Show every line below where "централизованная" can be found.

═══ Provided material ═══

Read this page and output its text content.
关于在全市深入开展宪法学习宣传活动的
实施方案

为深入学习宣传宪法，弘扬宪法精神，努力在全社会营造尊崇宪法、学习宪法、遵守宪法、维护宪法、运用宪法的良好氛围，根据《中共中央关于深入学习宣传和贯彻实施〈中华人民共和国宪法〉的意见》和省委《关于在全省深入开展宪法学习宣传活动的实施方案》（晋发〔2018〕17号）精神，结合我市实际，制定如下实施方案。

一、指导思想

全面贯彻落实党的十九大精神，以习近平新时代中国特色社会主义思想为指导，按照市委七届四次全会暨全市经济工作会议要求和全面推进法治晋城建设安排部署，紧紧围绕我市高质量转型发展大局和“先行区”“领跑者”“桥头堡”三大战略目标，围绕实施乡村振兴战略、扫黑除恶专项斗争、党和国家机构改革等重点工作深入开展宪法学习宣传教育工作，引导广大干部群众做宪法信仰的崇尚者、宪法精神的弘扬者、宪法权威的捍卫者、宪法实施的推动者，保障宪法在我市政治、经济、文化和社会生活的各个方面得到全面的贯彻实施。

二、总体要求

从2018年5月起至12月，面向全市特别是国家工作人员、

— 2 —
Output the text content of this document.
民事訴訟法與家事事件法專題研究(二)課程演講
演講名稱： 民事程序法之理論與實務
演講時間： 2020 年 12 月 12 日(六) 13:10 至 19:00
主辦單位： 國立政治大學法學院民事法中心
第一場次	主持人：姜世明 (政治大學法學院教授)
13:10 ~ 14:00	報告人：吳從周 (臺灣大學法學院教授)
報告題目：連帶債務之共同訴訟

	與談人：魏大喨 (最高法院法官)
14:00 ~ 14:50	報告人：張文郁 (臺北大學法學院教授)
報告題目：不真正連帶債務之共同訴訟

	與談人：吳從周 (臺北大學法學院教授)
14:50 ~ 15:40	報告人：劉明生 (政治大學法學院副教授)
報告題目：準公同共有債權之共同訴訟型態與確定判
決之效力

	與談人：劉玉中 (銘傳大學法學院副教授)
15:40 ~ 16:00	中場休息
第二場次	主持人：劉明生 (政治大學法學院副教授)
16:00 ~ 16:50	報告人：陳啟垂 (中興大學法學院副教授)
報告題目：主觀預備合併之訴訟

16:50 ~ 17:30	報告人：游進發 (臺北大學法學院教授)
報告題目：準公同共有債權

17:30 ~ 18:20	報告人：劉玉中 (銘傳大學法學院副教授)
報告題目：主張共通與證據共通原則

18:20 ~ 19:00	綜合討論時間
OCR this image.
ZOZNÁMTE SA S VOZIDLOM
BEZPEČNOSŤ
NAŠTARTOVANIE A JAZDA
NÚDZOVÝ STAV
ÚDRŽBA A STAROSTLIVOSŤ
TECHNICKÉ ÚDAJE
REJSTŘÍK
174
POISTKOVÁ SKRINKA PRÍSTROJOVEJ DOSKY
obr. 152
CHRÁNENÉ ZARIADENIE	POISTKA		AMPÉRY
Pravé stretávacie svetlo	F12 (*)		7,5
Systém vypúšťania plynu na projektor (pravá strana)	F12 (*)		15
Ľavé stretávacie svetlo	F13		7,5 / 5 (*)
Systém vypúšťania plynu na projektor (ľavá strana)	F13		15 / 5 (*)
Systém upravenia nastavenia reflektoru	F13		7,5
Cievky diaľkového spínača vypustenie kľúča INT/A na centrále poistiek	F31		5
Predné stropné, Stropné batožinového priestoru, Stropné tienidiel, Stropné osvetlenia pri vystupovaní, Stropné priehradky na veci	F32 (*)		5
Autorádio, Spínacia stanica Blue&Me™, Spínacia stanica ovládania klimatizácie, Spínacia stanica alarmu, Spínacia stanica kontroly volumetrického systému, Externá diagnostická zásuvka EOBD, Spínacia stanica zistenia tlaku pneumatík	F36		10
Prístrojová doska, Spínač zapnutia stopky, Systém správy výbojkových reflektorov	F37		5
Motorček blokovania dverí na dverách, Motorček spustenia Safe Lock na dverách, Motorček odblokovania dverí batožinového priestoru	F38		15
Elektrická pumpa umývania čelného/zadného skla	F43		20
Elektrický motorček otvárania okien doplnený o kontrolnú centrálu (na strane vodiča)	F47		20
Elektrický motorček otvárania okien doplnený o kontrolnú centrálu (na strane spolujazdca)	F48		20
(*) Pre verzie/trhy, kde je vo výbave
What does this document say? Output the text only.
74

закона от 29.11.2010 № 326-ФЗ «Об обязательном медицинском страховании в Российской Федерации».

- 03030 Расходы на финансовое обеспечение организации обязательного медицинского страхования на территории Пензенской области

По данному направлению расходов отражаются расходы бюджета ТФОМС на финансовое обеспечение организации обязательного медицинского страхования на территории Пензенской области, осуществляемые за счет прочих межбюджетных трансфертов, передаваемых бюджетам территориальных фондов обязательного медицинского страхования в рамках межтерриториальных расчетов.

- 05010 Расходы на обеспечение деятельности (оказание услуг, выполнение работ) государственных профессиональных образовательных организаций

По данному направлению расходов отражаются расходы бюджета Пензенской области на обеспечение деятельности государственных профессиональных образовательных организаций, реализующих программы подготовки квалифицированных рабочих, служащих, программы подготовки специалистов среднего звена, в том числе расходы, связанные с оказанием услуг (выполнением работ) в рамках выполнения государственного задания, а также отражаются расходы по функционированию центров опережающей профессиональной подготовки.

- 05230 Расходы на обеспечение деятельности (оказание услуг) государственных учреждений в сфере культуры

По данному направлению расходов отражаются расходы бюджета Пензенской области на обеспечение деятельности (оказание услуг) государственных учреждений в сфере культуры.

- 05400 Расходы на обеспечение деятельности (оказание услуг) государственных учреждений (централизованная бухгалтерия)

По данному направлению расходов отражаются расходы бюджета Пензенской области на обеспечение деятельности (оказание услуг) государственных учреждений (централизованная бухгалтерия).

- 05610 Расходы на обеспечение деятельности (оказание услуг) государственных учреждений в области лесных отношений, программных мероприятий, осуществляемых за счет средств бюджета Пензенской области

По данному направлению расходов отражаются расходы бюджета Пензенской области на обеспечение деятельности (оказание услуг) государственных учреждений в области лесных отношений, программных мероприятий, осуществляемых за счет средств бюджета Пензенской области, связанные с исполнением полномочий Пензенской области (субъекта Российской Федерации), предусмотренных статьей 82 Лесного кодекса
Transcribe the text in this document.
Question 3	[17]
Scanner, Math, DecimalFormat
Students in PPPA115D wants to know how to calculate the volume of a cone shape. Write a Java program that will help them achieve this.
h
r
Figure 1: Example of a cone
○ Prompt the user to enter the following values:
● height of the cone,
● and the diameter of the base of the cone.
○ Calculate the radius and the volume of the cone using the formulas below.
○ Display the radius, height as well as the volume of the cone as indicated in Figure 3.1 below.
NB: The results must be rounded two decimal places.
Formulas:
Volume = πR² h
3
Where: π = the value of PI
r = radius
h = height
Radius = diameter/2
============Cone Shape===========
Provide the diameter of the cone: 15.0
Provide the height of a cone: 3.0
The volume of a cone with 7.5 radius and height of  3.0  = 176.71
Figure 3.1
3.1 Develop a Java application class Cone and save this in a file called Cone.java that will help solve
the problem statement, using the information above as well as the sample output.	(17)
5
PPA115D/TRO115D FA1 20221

═══

[Result]
- 05400 Расходы на обеспечение деятельности (оказание услуг) государственных учреждений (централизованная бухгалтерия)
По данному направлению расходов отражаются расходы бюджета Пензенской области на обеспечение деятельности (оказание услуг) государственных учреждений (централизованная бухгалтерия).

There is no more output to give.